*RECORD EXCERPTS*:
++++

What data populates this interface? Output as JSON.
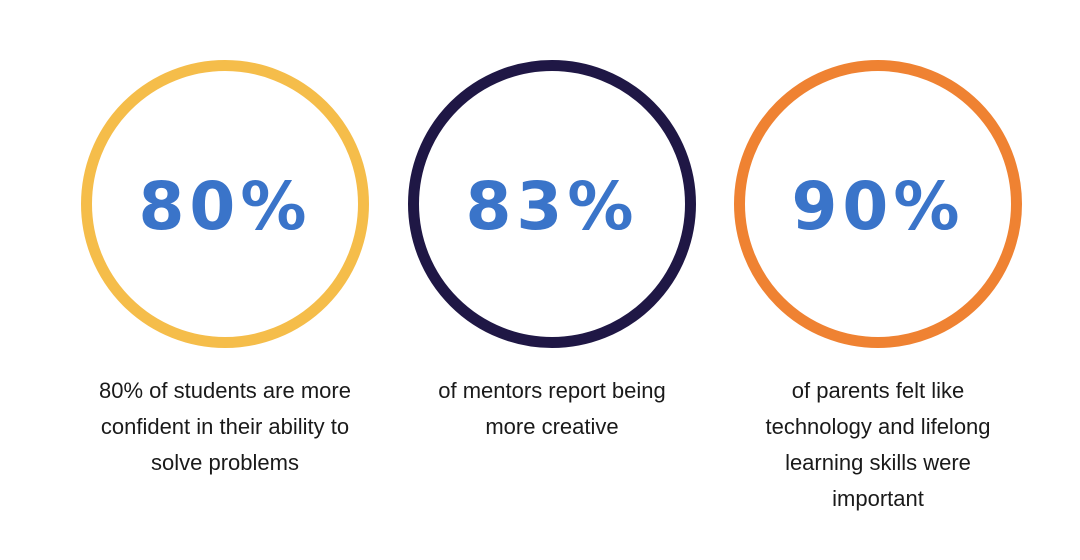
{
  "colors": {
    "value_text": "#3a74c9",
    "caption_text": "#1a1a1a",
    "background": "#ffffff"
  },
  "stats": [
    {
      "value": "80%",
      "ring_color": "#f5bd4a",
      "caption_lines": [
        "80% of students are more",
        "confident in their ability to",
        "solve problems"
      ]
    },
    {
      "value": "83%",
      "ring_color": "#1f1745",
      "caption_lines": [
        "of mentors report being",
        "more creative"
      ]
    },
    {
      "value": "90%",
      "ring_color": "#ef8232",
      "caption_lines": [
        "of parents felt like",
        "technology and lifelong",
        "learning skills were",
        "important"
      ]
    }
  ]
}
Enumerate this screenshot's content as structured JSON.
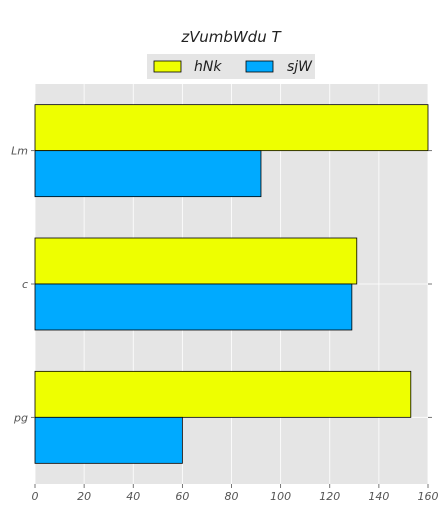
{
  "chart_data": {
    "type": "bar",
    "orientation": "horizontal",
    "title": "zVumbWdu T",
    "categories": [
      "Lm",
      "c",
      "pg"
    ],
    "series": [
      {
        "name": "hNk",
        "values": [
          160,
          131,
          153
        ],
        "color": "#eeff00"
      },
      {
        "name": "sjW",
        "values": [
          92,
          129,
          60
        ],
        "color": "#00aaff"
      }
    ],
    "xlim": [
      0,
      160
    ],
    "x_ticks": [
      0,
      20,
      40,
      60,
      80,
      100,
      120,
      140,
      160
    ],
    "grid": true,
    "legend_position": "top-center",
    "background_color": "#e5e5e5",
    "grid_color": "#ffffff"
  }
}
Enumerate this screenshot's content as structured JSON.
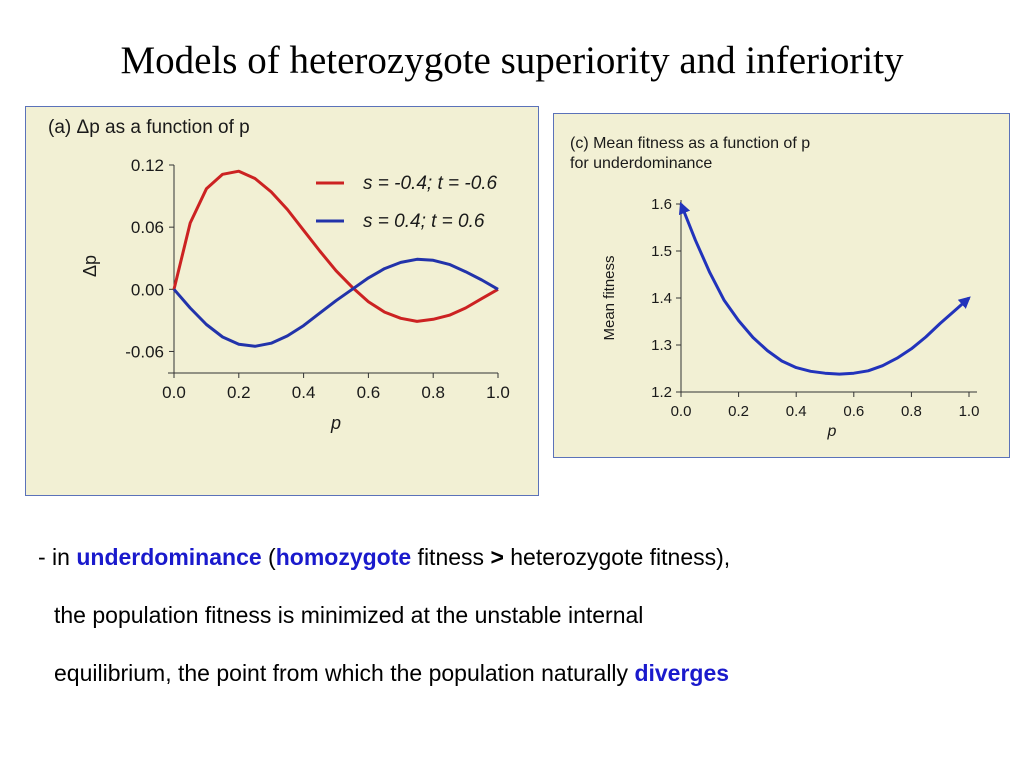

++++

*EXERCISE*:
Repeat the material above verbatim, with no pictures in the output.

*FULL SOLUTION*:
What data populates this interface? Output as JSON.
{
  "colors": {
    "value_text": "#3a74c9",
    "caption_text": "#1a1a1a",
    "background": "#ffffff"
  },
  "stats": [
    {
      "value": "80%",
      "ring_color": "#f5bd4a",
      "caption_lines": [
        "80% of students are more",
        "confident in their ability to",
        "solve problems"
      ]
    },
    {
      "value": "83%",
      "ring_color": "#1f1745",
      "caption_lines": [
        "of mentors report being",
        "more creative"
      ]
    },
    {
      "value": "90%",
      "ring_color": "#ef8232",
      "caption_lines": [
        "of parents felt like",
        "technology and lifelong",
        "learning skills were",
        "important"
      ]
    }
  ]
}
Enumerate this screenshot's content as structured JSON.
{
  "chart_data": {
    "type": "bar",
    "orientation": "horizontal",
    "title": "zVumbWdu T",
    "categories": [
      "Lm",
      "c",
      "pg"
    ],
    "series": [
      {
        "name": "hNk",
        "values": [
          160,
          131,
          153
        ],
        "color": "#eeff00"
      },
      {
        "name": "sjW",
        "values": [
          92,
          129,
          60
        ],
        "color": "#00aaff"
      }
    ],
    "xlim": [
      0,
      160
    ],
    "x_ticks": [
      0,
      20,
      40,
      60,
      80,
      100,
      120,
      140,
      160
    ],
    "grid": true,
    "legend_position": "top-center",
    "background_color": "#e5e5e5",
    "grid_color": "#ffffff"
  }
}
Enumerate this screenshot's content as structured JSON.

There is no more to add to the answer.